* [EXERCISE GOAL] Take the entries below and reproduce them word for word.

= = = = = = =

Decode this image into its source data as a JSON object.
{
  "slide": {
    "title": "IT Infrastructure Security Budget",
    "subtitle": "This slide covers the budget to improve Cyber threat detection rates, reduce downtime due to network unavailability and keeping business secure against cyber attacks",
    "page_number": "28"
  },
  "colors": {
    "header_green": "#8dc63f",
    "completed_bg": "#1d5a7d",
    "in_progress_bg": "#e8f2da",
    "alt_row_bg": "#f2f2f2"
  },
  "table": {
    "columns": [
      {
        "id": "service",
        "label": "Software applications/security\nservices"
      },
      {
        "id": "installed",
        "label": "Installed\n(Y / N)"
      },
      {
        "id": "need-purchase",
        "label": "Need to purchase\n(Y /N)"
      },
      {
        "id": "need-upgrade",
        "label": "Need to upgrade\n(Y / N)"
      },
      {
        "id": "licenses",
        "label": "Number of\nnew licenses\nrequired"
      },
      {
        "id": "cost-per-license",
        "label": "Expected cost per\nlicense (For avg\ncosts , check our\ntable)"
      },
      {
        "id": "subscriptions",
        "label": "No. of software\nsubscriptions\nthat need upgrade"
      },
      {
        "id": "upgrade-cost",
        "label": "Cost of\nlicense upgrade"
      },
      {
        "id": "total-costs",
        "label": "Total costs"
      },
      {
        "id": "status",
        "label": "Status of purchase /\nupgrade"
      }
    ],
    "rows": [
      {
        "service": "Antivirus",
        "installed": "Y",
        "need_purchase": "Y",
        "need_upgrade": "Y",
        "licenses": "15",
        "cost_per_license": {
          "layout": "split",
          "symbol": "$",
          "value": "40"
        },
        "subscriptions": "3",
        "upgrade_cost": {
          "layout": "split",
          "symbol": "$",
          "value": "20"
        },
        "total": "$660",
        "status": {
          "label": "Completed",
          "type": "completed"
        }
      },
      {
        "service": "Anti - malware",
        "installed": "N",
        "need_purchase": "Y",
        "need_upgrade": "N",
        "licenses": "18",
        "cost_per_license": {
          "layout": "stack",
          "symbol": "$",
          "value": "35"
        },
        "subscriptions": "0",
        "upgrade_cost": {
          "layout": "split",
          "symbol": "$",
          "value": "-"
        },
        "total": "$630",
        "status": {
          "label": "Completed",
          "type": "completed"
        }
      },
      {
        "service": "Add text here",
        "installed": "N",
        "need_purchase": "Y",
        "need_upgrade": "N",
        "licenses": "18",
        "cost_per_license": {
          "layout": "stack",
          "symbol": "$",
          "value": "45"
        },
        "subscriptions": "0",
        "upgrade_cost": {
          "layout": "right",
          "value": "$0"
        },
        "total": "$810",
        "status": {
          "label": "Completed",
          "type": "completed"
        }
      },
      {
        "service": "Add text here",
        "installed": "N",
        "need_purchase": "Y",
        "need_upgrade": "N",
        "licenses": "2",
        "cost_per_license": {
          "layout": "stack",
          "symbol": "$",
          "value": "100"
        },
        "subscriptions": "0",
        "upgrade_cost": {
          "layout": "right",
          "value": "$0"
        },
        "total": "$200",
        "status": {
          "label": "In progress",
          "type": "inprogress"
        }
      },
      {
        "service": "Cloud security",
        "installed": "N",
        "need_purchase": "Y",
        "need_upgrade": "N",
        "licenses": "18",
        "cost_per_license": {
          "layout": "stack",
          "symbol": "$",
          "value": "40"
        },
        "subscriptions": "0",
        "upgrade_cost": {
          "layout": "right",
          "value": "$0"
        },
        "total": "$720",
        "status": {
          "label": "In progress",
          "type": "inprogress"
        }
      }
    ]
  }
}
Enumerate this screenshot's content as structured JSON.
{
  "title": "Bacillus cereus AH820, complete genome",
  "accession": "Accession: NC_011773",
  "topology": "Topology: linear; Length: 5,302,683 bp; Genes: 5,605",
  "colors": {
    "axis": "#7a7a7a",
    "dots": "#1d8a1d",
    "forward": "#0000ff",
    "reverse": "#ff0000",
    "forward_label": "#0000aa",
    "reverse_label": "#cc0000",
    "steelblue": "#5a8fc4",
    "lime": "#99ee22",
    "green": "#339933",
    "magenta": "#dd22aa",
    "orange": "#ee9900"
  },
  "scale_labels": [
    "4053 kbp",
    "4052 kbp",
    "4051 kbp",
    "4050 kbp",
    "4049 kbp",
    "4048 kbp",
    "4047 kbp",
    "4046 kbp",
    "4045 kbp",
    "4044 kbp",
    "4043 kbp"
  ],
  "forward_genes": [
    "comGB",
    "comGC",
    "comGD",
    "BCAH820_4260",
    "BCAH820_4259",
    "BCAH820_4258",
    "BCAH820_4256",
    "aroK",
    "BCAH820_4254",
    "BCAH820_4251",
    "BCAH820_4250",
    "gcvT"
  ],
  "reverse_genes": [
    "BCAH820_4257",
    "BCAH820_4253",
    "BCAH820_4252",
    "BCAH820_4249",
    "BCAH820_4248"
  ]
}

= = = = = = =

* [OUTPUT]
Decode this image into its source data as a JSON object.
{
  "slide": {
    "title": "IT Infrastructure Security Budget",
    "subtitle": "This slide covers the budget to improve Cyber threat detection rates, reduce downtime due to network unavailability and keeping business secure against cyber attacks",
    "page_number": "28"
  },
  "colors": {
    "header_green": "#8dc63f",
    "completed_bg": "#1d5a7d",
    "in_progress_bg": "#e8f2da",
    "alt_row_bg": "#f2f2f2"
  },
  "table": {
    "columns": [
      {
        "id": "service",
        "label": "Software applications/security\nservices"
      },
      {
        "id": "installed",
        "label": "Installed\n(Y / N)"
      },
      {
        "id": "need-purchase",
        "label": "Need to purchase\n(Y /N)"
      },
      {
        "id": "need-upgrade",
        "label": "Need to upgrade\n(Y / N)"
      },
      {
        "id": "licenses",
        "label": "Number of\nnew licenses\nrequired"
      },
      {
        "id": "cost-per-license",
        "label": "Expected cost per\nlicense (For avg\ncosts , check our\ntable)"
      },
      {
        "id": "subscriptions",
        "label": "No. of software\nsubscriptions\nthat need upgrade"
      },
      {
        "id": "upgrade-cost",
        "label": "Cost of\nlicense upgrade"
      },
      {
        "id": "total-costs",
        "label": "Total costs"
      },
      {
        "id": "status",
        "label": "Status of purchase /\nupgrade"
      }
    ],
    "rows": [
      {
        "service": "Antivirus",
        "installed": "Y",
        "need_purchase": "Y",
        "need_upgrade": "Y",
        "licenses": "15",
        "cost_per_license": {
          "layout": "split",
          "symbol": "$",
          "value": "40"
        },
        "subscriptions": "3",
        "upgrade_cost": {
          "layout": "split",
          "symbol": "$",
          "value": "20"
        },
        "total": "$660",
        "status": {
          "label": "Completed",
          "type": "completed"
        }
      },
      {
        "service": "Anti - malware",
        "installed": "N",
        "need_purchase": "Y",
        "need_upgrade": "N",
        "licenses": "18",
        "cost_per_license": {
          "layout": "stack",
          "symbol": "$",
          "value": "35"
        },
        "subscriptions": "0",
        "upgrade_cost": {
          "layout": "split",
          "symbol": "$",
          "value": "-"
        },
        "total": "$630",
        "status": {
          "label": "Completed",
          "type": "completed"
        }
      },
      {
        "service": "Add text here",
        "installed": "N",
        "need_purchase": "Y",
        "need_upgrade": "N",
        "licenses": "18",
        "cost_per_license": {
          "layout": "stack",
          "symbol": "$",
          "value": "45"
        },
        "subscriptions": "0",
        "upgrade_cost": {
          "layout": "right",
          "value": "$0"
        },
        "total": "$810",
        "status": {
          "label": "Completed",
          "type": "completed"
        }
      },
      {
        "service": "Add text here",
        "installed": "N",
        "need_purchase": "Y",
        "need_upgrade": "N",
        "licenses": "2",
        "cost_per_license": {
          "layout": "stack",
          "symbol": "$",
          "value": "100"
        },
        "subscriptions": "0",
        "upgrade_cost": {
          "layout": "right",
          "value": "$0"
        },
        "total": "$200",
        "status": {
          "label": "In progress",
          "type": "inprogress"
        }
      },
      {
        "service": "Cloud security",
        "installed": "N",
        "need_purchase": "Y",
        "need_upgrade": "N",
        "licenses": "18",
        "cost_per_license": {
          "layout": "stack",
          "symbol": "$",
          "value": "40"
        },
        "subscriptions": "0",
        "upgrade_cost": {
          "layout": "right",
          "value": "$0"
        },
        "total": "$720",
        "status": {
          "label": "In progress",
          "type": "inprogress"
        }
      }
    ]
  }
}
Enumerate this screenshot's content as structured JSON.
{
  "title": "Bacillus cereus AH820, complete genome",
  "accession": "Accession: NC_011773",
  "topology": "Topology: linear; Length: 5,302,683 bp; Genes: 5,605",
  "colors": {
    "axis": "#7a7a7a",
    "dots": "#1d8a1d",
    "forward": "#0000ff",
    "reverse": "#ff0000",
    "forward_label": "#0000aa",
    "reverse_label": "#cc0000",
    "steelblue": "#5a8fc4",
    "lime": "#99ee22",
    "green": "#339933",
    "magenta": "#dd22aa",
    "orange": "#ee9900"
  },
  "scale_labels": [
    "4053 kbp",
    "4052 kbp",
    "4051 kbp",
    "4050 kbp",
    "4049 kbp",
    "4048 kbp",
    "4047 kbp",
    "4046 kbp",
    "4045 kbp",
    "4044 kbp",
    "4043 kbp"
  ],
  "forward_genes": [
    "comGB",
    "comGC",
    "comGD",
    "BCAH820_4260",
    "BCAH820_4259",
    "BCAH820_4258",
    "BCAH820_4256",
    "aroK",
    "BCAH820_4254",
    "BCAH820_4251",
    "BCAH820_4250",
    "gcvT"
  ],
  "reverse_genes": [
    "BCAH820_4257",
    "BCAH820_4253",
    "BCAH820_4252",
    "BCAH820_4249",
    "BCAH820_4248"
  ]
}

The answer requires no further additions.